● AIM
Repeat the full listing, word for word.

--- start of RECORDS FOR THE TASK ---

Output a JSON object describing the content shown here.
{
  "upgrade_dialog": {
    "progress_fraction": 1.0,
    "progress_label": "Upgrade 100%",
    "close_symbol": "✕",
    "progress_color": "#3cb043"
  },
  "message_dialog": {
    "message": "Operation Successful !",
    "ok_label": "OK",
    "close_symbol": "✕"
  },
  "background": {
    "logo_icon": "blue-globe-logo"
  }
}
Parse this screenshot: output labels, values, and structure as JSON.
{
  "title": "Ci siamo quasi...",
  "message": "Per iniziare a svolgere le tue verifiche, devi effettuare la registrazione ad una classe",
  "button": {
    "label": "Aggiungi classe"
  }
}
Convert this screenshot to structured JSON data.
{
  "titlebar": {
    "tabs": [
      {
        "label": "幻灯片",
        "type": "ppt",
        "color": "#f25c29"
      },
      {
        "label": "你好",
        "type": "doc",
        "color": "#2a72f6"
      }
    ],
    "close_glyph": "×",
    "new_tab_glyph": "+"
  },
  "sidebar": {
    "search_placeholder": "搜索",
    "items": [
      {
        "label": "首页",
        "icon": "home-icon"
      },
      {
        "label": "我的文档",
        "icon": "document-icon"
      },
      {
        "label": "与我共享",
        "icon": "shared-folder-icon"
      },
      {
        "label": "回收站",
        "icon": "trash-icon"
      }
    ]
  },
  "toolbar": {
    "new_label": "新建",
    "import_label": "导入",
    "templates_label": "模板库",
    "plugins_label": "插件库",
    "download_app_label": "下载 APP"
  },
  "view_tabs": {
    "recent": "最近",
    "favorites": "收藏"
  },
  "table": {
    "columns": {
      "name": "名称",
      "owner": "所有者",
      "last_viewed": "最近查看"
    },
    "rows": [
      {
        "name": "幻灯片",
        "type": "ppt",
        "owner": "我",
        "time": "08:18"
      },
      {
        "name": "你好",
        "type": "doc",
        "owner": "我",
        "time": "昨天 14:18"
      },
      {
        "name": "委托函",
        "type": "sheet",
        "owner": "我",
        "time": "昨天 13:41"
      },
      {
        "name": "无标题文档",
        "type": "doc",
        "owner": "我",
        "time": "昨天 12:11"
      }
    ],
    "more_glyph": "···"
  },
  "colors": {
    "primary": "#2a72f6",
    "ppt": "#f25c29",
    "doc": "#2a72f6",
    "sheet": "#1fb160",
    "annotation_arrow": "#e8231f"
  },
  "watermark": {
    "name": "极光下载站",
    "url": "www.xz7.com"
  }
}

--- end of RECORDS FOR THE TASK ---

● CORRECT RESULT
Output a JSON object describing the content shown here.
{
  "upgrade_dialog": {
    "progress_fraction": 1.0,
    "progress_label": "Upgrade 100%",
    "close_symbol": "✕",
    "progress_color": "#3cb043"
  },
  "message_dialog": {
    "message": "Operation Successful !",
    "ok_label": "OK",
    "close_symbol": "✕"
  },
  "background": {
    "logo_icon": "blue-globe-logo"
  }
}
Parse this screenshot: output labels, values, and structure as JSON.
{
  "title": "Ci siamo quasi...",
  "message": "Per iniziare a svolgere le tue verifiche, devi effettuare la registrazione ad una classe",
  "button": {
    "label": "Aggiungi classe"
  }
}
Convert this screenshot to structured JSON data.
{
  "titlebar": {
    "tabs": [
      {
        "label": "幻灯片",
        "type": "ppt",
        "color": "#f25c29"
      },
      {
        "label": "你好",
        "type": "doc",
        "color": "#2a72f6"
      }
    ],
    "close_glyph": "×",
    "new_tab_glyph": "+"
  },
  "sidebar": {
    "search_placeholder": "搜索",
    "items": [
      {
        "label": "首页",
        "icon": "home-icon"
      },
      {
        "label": "我的文档",
        "icon": "document-icon"
      },
      {
        "label": "与我共享",
        "icon": "shared-folder-icon"
      },
      {
        "label": "回收站",
        "icon": "trash-icon"
      }
    ]
  },
  "toolbar": {
    "new_label": "新建",
    "import_label": "导入",
    "templates_label": "模板库",
    "plugins_label": "插件库",
    "download_app_label": "下载 APP"
  },
  "view_tabs": {
    "recent": "最近",
    "favorites": "收藏"
  },
  "table": {
    "columns": {
      "name": "名称",
      "owner": "所有者",
      "last_viewed": "最近查看"
    },
    "rows": [
      {
        "name": "幻灯片",
        "type": "ppt",
        "owner": "我",
        "time": "08:18"
      },
      {
        "name": "你好",
        "type": "doc",
        "owner": "我",
        "time": "昨天 14:18"
      },
      {
        "name": "委托函",
        "type": "sheet",
        "owner": "我",
        "time": "昨天 13:41"
      },
      {
        "name": "无标题文档",
        "type": "doc",
        "owner": "我",
        "time": "昨天 12:11"
      }
    ],
    "more_glyph": "···"
  },
  "colors": {
    "primary": "#2a72f6",
    "ppt": "#f25c29",
    "doc": "#2a72f6",
    "sheet": "#1fb160",
    "annotation_arrow": "#e8231f"
  },
  "watermark": {
    "name": "极光下载站",
    "url": "www.xz7.com"
  }
}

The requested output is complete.